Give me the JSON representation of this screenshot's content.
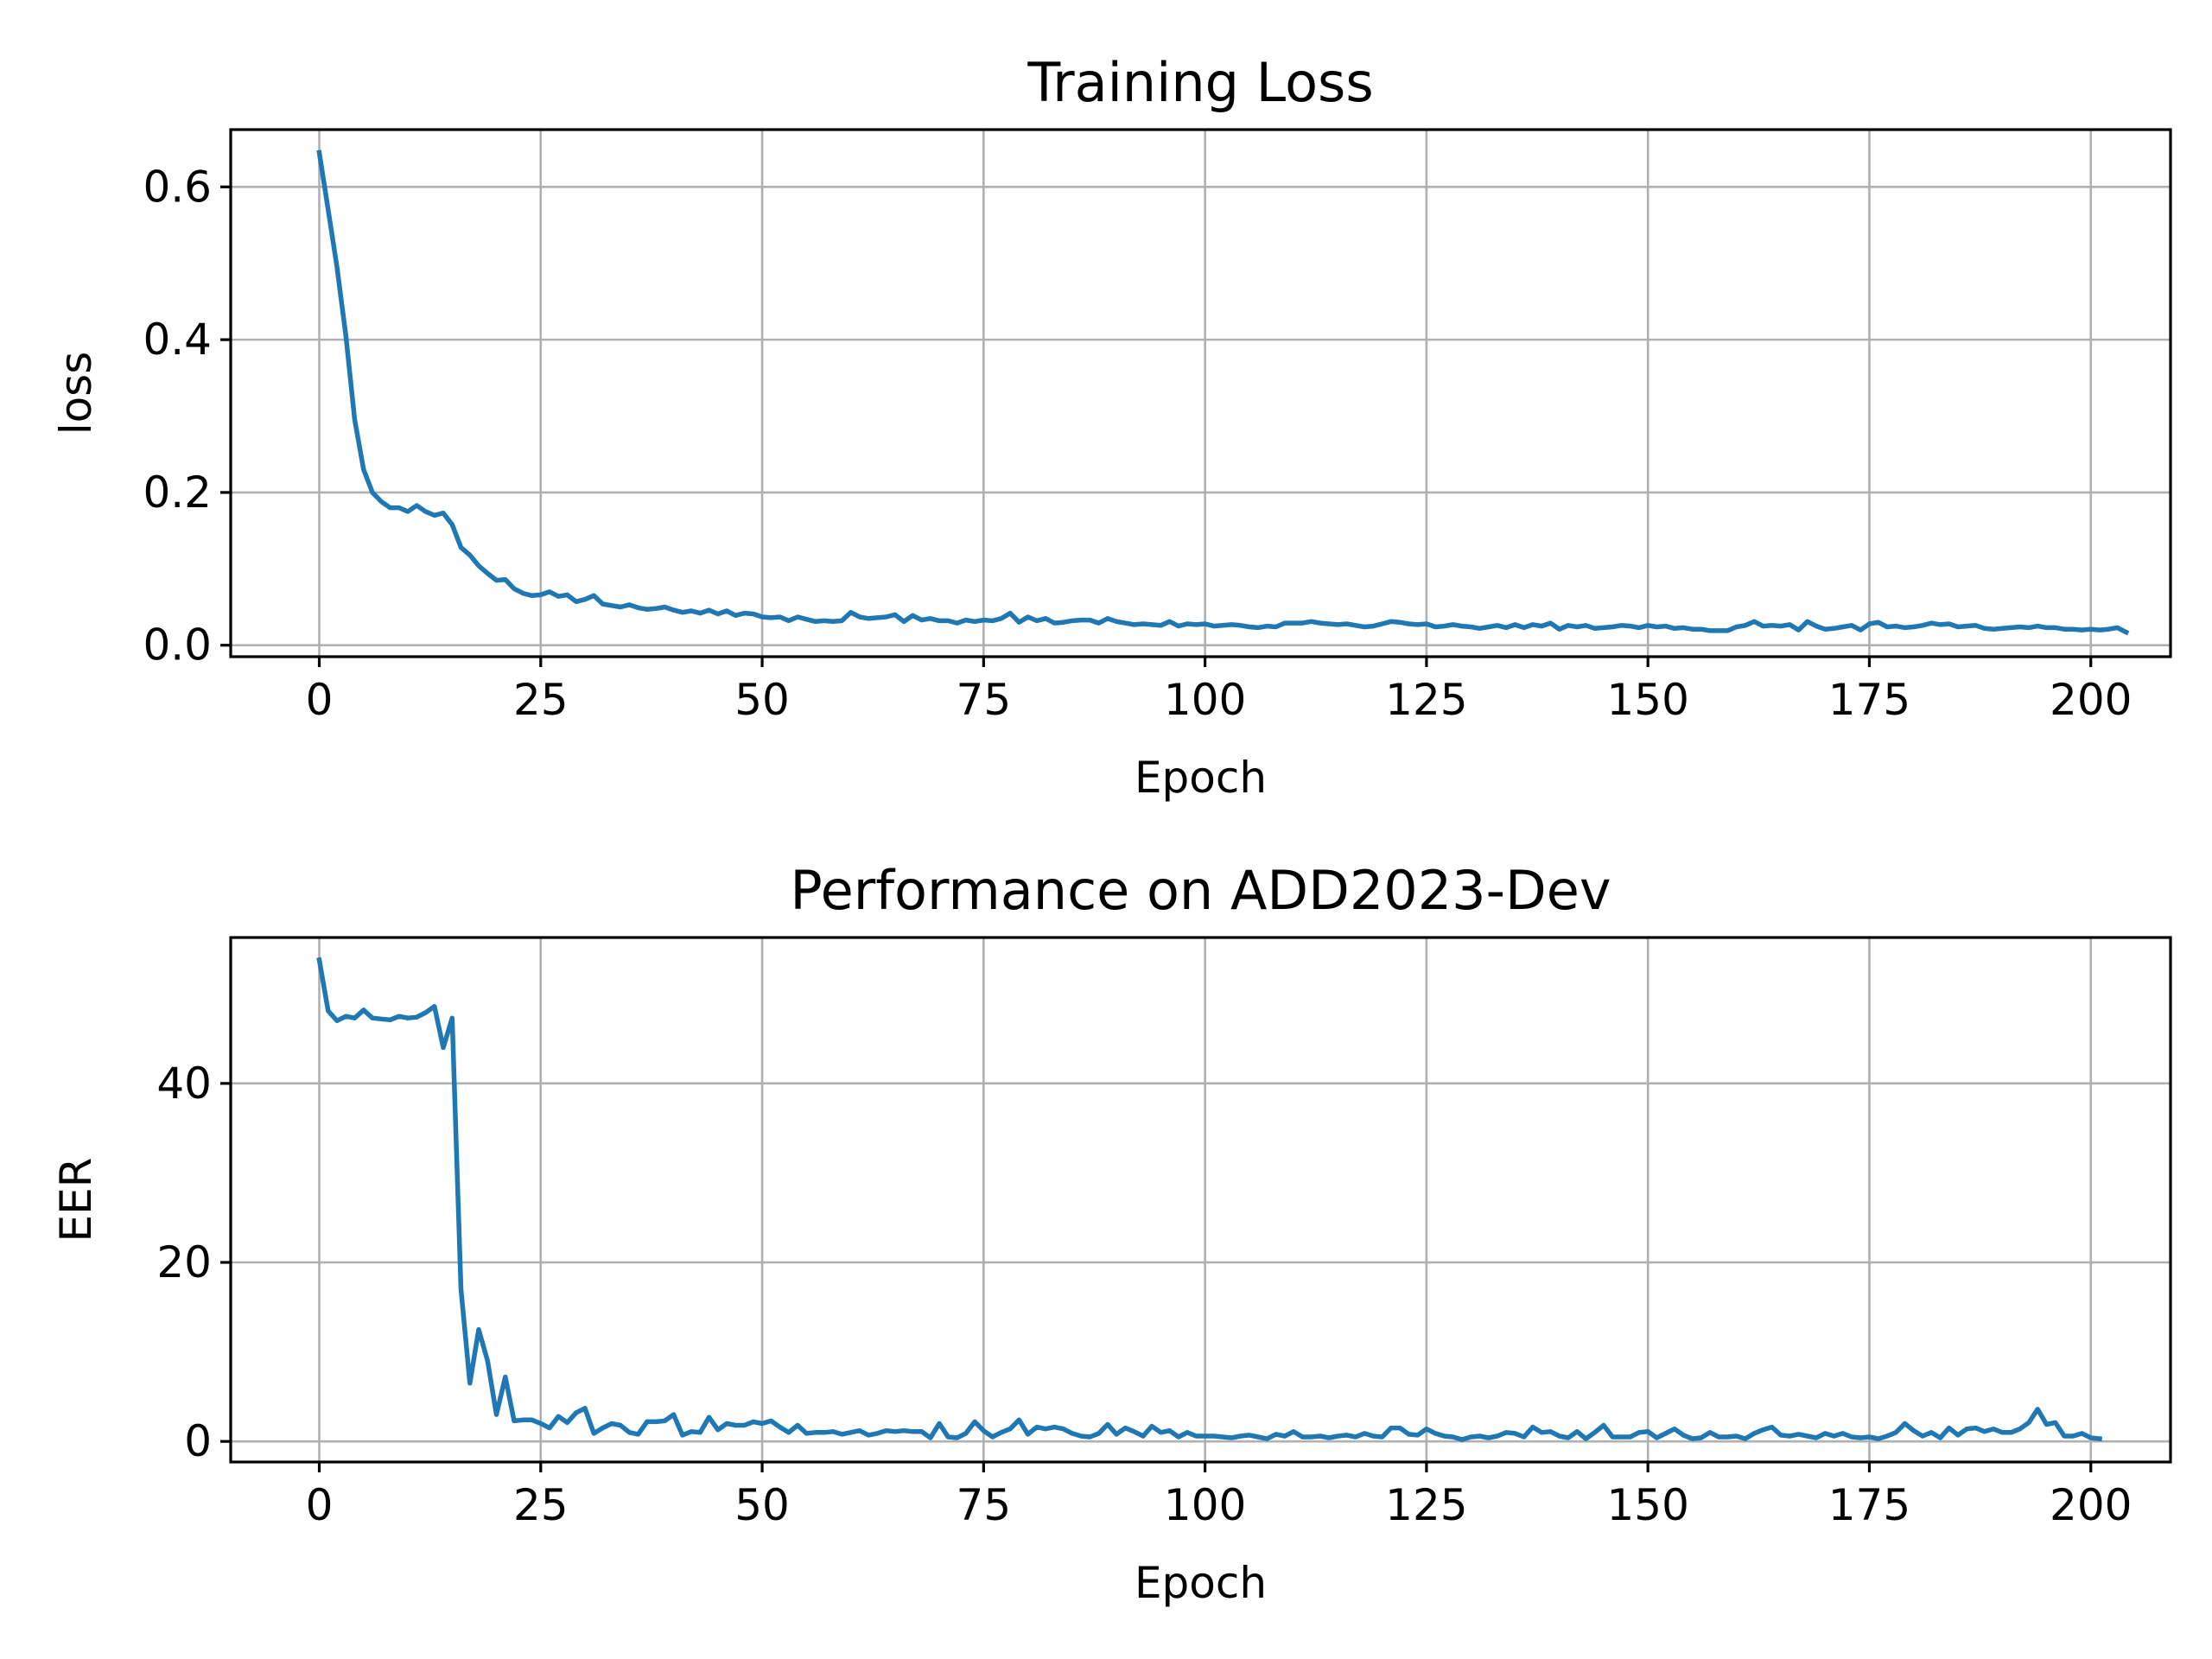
{
  "chart_data": [
    {
      "type": "line",
      "title": "Training Loss",
      "xlabel": "Epoch",
      "ylabel": "loss",
      "xlim": [
        -10,
        209
      ],
      "ylim": [
        -0.015,
        0.675
      ],
      "xticks": [
        0,
        25,
        50,
        75,
        100,
        125,
        150,
        175,
        200
      ],
      "yticks": [
        0.0,
        0.2,
        0.4,
        0.6
      ],
      "ytick_labels": [
        "0.0",
        "0.2",
        "0.4",
        "0.6"
      ],
      "grid": true,
      "series": [
        {
          "name": "loss",
          "values": [
            0.645,
            0.57,
            0.495,
            0.405,
            0.295,
            0.23,
            0.2,
            0.188,
            0.18,
            0.18,
            0.175,
            0.183,
            0.175,
            0.17,
            0.173,
            0.158,
            0.128,
            0.118,
            0.104,
            0.094,
            0.085,
            0.086,
            0.074,
            0.068,
            0.065,
            0.066,
            0.07,
            0.064,
            0.066,
            0.057,
            0.06,
            0.065,
            0.054,
            0.052,
            0.05,
            0.053,
            0.049,
            0.047,
            0.048,
            0.05,
            0.046,
            0.043,
            0.045,
            0.042,
            0.046,
            0.041,
            0.045,
            0.039,
            0.042,
            0.041,
            0.037,
            0.036,
            0.037,
            0.032,
            0.037,
            0.034,
            0.031,
            0.032,
            0.031,
            0.032,
            0.043,
            0.037,
            0.035,
            0.036,
            0.037,
            0.04,
            0.031,
            0.039,
            0.033,
            0.035,
            0.032,
            0.032,
            0.029,
            0.033,
            0.031,
            0.033,
            0.032,
            0.035,
            0.042,
            0.03,
            0.037,
            0.032,
            0.035,
            0.029,
            0.03,
            0.032,
            0.033,
            0.033,
            0.029,
            0.035,
            0.031,
            0.029,
            0.027,
            0.028,
            0.027,
            0.026,
            0.031,
            0.025,
            0.028,
            0.027,
            0.028,
            0.025,
            0.026,
            0.027,
            0.026,
            0.024,
            0.023,
            0.025,
            0.024,
            0.029,
            0.029,
            0.029,
            0.031,
            0.029,
            0.028,
            0.027,
            0.028,
            0.026,
            0.024,
            0.025,
            0.028,
            0.031,
            0.03,
            0.028,
            0.027,
            0.028,
            0.024,
            0.025,
            0.027,
            0.025,
            0.024,
            0.022,
            0.024,
            0.026,
            0.023,
            0.027,
            0.023,
            0.027,
            0.025,
            0.029,
            0.021,
            0.026,
            0.024,
            0.026,
            0.022,
            0.023,
            0.024,
            0.026,
            0.025,
            0.023,
            0.026,
            0.024,
            0.025,
            0.022,
            0.023,
            0.021,
            0.021,
            0.019,
            0.019,
            0.019,
            0.024,
            0.026,
            0.031,
            0.025,
            0.026,
            0.025,
            0.027,
            0.02,
            0.031,
            0.025,
            0.021,
            0.022,
            0.024,
            0.026,
            0.02,
            0.028,
            0.03,
            0.024,
            0.025,
            0.023,
            0.024,
            0.026,
            0.029,
            0.027,
            0.028,
            0.024,
            0.025,
            0.026,
            0.022,
            0.021,
            0.022,
            0.023,
            0.024,
            0.023,
            0.025,
            0.023,
            0.023,
            0.021,
            0.021,
            0.02,
            0.021,
            0.02,
            0.021,
            0.023,
            0.017
          ]
        }
      ]
    },
    {
      "type": "line",
      "title": "Performance on ADD2023-Dev",
      "xlabel": "Epoch",
      "ylabel": "EER",
      "xlim": [
        -10,
        209
      ],
      "ylim": [
        -2.3,
        56.3
      ],
      "xticks": [
        0,
        25,
        50,
        75,
        100,
        125,
        150,
        175,
        200
      ],
      "yticks": [
        0,
        20,
        40
      ],
      "ytick_labels": [
        "0",
        "20",
        "40"
      ],
      "grid": true,
      "series": [
        {
          "name": "EER",
          "values": [
            53.8,
            48.1,
            47.0,
            47.5,
            47.3,
            48.2,
            47.3,
            47.2,
            47.1,
            47.5,
            47.3,
            47.4,
            47.9,
            48.6,
            44.0,
            47.3,
            17.0,
            6.5,
            12.5,
            9.0,
            3.0,
            7.2,
            2.3,
            2.4,
            2.4,
            2.0,
            1.5,
            2.8,
            2.1,
            3.2,
            3.7,
            0.9,
            1.5,
            2.0,
            1.8,
            1.0,
            0.8,
            2.2,
            2.2,
            2.3,
            3.0,
            0.7,
            1.1,
            1.0,
            2.7,
            1.3,
            2.0,
            1.8,
            1.8,
            2.2,
            2.0,
            2.3,
            1.6,
            1.0,
            1.8,
            0.9,
            1.0,
            1.0,
            1.1,
            0.8,
            1.0,
            1.2,
            0.7,
            0.9,
            1.2,
            1.1,
            1.2,
            1.1,
            1.1,
            0.4,
            2.0,
            0.5,
            0.4,
            0.9,
            2.2,
            1.2,
            0.5,
            1.0,
            1.4,
            2.4,
            0.8,
            1.6,
            1.4,
            1.6,
            1.4,
            0.9,
            0.6,
            0.5,
            0.9,
            1.9,
            0.8,
            1.5,
            1.1,
            0.6,
            1.7,
            1.0,
            1.2,
            0.5,
            1.0,
            0.6,
            0.6,
            0.6,
            0.5,
            0.4,
            0.6,
            0.7,
            0.5,
            0.3,
            0.8,
            0.6,
            1.1,
            0.5,
            0.5,
            0.6,
            0.4,
            0.6,
            0.7,
            0.5,
            0.9,
            0.6,
            0.5,
            1.5,
            1.5,
            0.8,
            0.7,
            1.4,
            0.9,
            0.6,
            0.5,
            0.2,
            0.5,
            0.6,
            0.4,
            0.6,
            1.0,
            0.9,
            0.5,
            1.6,
            1.0,
            1.1,
            0.6,
            0.4,
            1.1,
            0.3,
            1.0,
            1.8,
            0.5,
            0.5,
            0.5,
            1.0,
            1.1,
            0.4,
            0.9,
            1.4,
            0.7,
            0.3,
            0.4,
            1.0,
            0.5,
            0.5,
            0.6,
            0.3,
            0.9,
            1.3,
            1.6,
            0.7,
            0.6,
            0.8,
            0.6,
            0.4,
            0.9,
            0.6,
            0.9,
            0.5,
            0.4,
            0.5,
            0.3,
            0.6,
            1.0,
            2.0,
            1.2,
            0.6,
            1.0,
            0.4,
            1.5,
            0.7,
            1.4,
            1.5,
            1.1,
            1.4,
            1.0,
            1.0,
            1.4,
            2.1,
            3.6,
            1.9,
            2.1,
            0.6,
            0.6,
            0.9,
            0.4,
            0.3
          ]
        }
      ]
    }
  ]
}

---

### Request
Count the lines of the data that contain the string "title", and reply with that number alone.

### Output
2